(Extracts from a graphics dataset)
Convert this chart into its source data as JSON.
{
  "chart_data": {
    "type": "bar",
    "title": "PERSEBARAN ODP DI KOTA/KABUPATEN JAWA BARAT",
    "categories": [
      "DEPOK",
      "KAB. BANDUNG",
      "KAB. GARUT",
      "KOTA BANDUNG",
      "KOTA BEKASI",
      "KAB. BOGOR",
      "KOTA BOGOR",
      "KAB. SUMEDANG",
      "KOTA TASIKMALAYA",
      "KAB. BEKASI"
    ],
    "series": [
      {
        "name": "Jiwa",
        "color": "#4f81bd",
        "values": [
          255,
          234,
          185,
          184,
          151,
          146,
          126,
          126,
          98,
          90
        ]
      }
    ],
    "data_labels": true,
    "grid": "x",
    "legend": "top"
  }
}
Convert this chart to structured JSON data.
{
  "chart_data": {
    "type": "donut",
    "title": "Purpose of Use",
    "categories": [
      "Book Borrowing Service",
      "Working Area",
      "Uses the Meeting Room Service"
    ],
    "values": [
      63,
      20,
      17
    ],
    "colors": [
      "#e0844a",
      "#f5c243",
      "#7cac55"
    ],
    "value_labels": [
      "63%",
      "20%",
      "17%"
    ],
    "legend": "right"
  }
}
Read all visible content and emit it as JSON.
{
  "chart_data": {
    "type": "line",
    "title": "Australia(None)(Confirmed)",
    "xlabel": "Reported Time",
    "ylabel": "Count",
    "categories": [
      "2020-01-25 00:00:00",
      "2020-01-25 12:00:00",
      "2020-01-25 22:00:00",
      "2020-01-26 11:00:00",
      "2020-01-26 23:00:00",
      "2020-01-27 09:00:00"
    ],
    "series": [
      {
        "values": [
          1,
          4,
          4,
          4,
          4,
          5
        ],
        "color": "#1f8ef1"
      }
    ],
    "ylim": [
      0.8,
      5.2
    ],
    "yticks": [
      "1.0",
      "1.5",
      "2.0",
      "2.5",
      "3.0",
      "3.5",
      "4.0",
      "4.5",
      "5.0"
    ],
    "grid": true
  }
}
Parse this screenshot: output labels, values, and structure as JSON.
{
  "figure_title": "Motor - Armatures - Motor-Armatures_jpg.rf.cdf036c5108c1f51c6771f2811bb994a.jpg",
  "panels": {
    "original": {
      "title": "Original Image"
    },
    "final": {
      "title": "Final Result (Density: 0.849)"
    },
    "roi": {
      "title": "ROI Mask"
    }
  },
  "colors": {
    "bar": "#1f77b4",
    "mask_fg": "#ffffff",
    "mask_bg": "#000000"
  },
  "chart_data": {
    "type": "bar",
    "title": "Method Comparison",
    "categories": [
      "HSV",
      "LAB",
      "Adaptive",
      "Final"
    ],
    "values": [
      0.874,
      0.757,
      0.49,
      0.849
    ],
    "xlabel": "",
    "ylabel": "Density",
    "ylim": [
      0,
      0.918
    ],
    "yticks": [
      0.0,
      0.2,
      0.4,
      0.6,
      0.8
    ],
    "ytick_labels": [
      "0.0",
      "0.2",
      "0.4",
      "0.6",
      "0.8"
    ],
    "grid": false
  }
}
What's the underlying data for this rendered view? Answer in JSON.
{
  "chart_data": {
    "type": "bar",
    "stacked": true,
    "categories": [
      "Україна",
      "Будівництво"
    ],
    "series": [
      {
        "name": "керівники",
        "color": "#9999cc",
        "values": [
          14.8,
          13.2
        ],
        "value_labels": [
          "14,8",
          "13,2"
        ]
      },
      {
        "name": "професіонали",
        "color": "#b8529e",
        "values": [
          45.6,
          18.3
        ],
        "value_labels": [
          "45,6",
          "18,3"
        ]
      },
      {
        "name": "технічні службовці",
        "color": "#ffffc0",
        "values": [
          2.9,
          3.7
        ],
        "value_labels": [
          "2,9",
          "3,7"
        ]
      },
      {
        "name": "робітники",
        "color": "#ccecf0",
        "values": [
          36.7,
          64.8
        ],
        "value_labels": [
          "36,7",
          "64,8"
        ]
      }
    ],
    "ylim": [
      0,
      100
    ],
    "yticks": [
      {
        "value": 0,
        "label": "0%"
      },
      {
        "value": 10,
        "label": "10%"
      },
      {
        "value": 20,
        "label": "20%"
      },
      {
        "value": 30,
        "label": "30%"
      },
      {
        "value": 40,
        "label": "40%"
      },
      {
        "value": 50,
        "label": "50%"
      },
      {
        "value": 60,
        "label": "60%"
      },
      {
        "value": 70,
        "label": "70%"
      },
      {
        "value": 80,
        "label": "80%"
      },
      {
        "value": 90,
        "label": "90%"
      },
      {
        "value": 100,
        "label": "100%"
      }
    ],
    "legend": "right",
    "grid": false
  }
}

Task objective ▸
Repeat the records above in full, character for character.

Task output ▸
Convert this chart into its source data as JSON.
{
  "chart_data": {
    "type": "bar",
    "title": "PERSEBARAN ODP DI KOTA/KABUPATEN JAWA BARAT",
    "categories": [
      "DEPOK",
      "KAB. BANDUNG",
      "KAB. GARUT",
      "KOTA BANDUNG",
      "KOTA BEKASI",
      "KAB. BOGOR",
      "KOTA BOGOR",
      "KAB. SUMEDANG",
      "KOTA TASIKMALAYA",
      "KAB. BEKASI"
    ],
    "series": [
      {
        "name": "Jiwa",
        "color": "#4f81bd",
        "values": [
          255,
          234,
          185,
          184,
          151,
          146,
          126,
          126,
          98,
          90
        ]
      }
    ],
    "data_labels": true,
    "grid": "x",
    "legend": "top"
  }
}
Convert this chart to structured JSON data.
{
  "chart_data": {
    "type": "donut",
    "title": "Purpose of Use",
    "categories": [
      "Book Borrowing Service",
      "Working Area",
      "Uses the Meeting Room Service"
    ],
    "values": [
      63,
      20,
      17
    ],
    "colors": [
      "#e0844a",
      "#f5c243",
      "#7cac55"
    ],
    "value_labels": [
      "63%",
      "20%",
      "17%"
    ],
    "legend": "right"
  }
}
Read all visible content and emit it as JSON.
{
  "chart_data": {
    "type": "line",
    "title": "Australia(None)(Confirmed)",
    "xlabel": "Reported Time",
    "ylabel": "Count",
    "categories": [
      "2020-01-25 00:00:00",
      "2020-01-25 12:00:00",
      "2020-01-25 22:00:00",
      "2020-01-26 11:00:00",
      "2020-01-26 23:00:00",
      "2020-01-27 09:00:00"
    ],
    "series": [
      {
        "values": [
          1,
          4,
          4,
          4,
          4,
          5
        ],
        "color": "#1f8ef1"
      }
    ],
    "ylim": [
      0.8,
      5.2
    ],
    "yticks": [
      "1.0",
      "1.5",
      "2.0",
      "2.5",
      "3.0",
      "3.5",
      "4.0",
      "4.5",
      "5.0"
    ],
    "grid": true
  }
}
Parse this screenshot: output labels, values, and structure as JSON.
{
  "figure_title": "Motor - Armatures - Motor-Armatures_jpg.rf.cdf036c5108c1f51c6771f2811bb994a.jpg",
  "panels": {
    "original": {
      "title": "Original Image"
    },
    "final": {
      "title": "Final Result (Density: 0.849)"
    },
    "roi": {
      "title": "ROI Mask"
    }
  },
  "colors": {
    "bar": "#1f77b4",
    "mask_fg": "#ffffff",
    "mask_bg": "#000000"
  },
  "chart_data": {
    "type": "bar",
    "title": "Method Comparison",
    "categories": [
      "HSV",
      "LAB",
      "Adaptive",
      "Final"
    ],
    "values": [
      0.874,
      0.757,
      0.49,
      0.849
    ],
    "xlabel": "",
    "ylabel": "Density",
    "ylim": [
      0,
      0.918
    ],
    "yticks": [
      0.0,
      0.2,
      0.4,
      0.6,
      0.8
    ],
    "ytick_labels": [
      "0.0",
      "0.2",
      "0.4",
      "0.6",
      "0.8"
    ],
    "grid": false
  }
}
What's the underlying data for this rendered view? Answer in JSON.
{
  "chart_data": {
    "type": "bar",
    "stacked": true,
    "categories": [
      "Україна",
      "Будівництво"
    ],
    "series": [
      {
        "name": "керівники",
        "color": "#9999cc",
        "values": [
          14.8,
          13.2
        ],
        "value_labels": [
          "14,8",
          "13,2"
        ]
      },
      {
        "name": "професіонали",
        "color": "#b8529e",
        "values": [
          45.6,
          18.3
        ],
        "value_labels": [
          "45,6",
          "18,3"
        ]
      },
      {
        "name": "технічні службовці",
        "color": "#ffffc0",
        "values": [
          2.9,
          3.7
        ],
        "value_labels": [
          "2,9",
          "3,7"
        ]
      },
      {
        "name": "робітники",
        "color": "#ccecf0",
        "values": [
          36.7,
          64.8
        ],
        "value_labels": [
          "36,7",
          "64,8"
        ]
      }
    ],
    "ylim": [
      0,
      100
    ],
    "yticks": [
      {
        "value": 0,
        "label": "0%"
      },
      {
        "value": 10,
        "label": "10%"
      },
      {
        "value": 20,
        "label": "20%"
      },
      {
        "value": 30,
        "label": "30%"
      },
      {
        "value": 40,
        "label": "40%"
      },
      {
        "value": 50,
        "label": "50%"
      },
      {
        "value": 60,
        "label": "60%"
      },
      {
        "value": 70,
        "label": "70%"
      },
      {
        "value": 80,
        "label": "80%"
      },
      {
        "value": 90,
        "label": "90%"
      },
      {
        "value": 100,
        "label": "100%"
      }
    ],
    "legend": "right",
    "grid": false
  }
}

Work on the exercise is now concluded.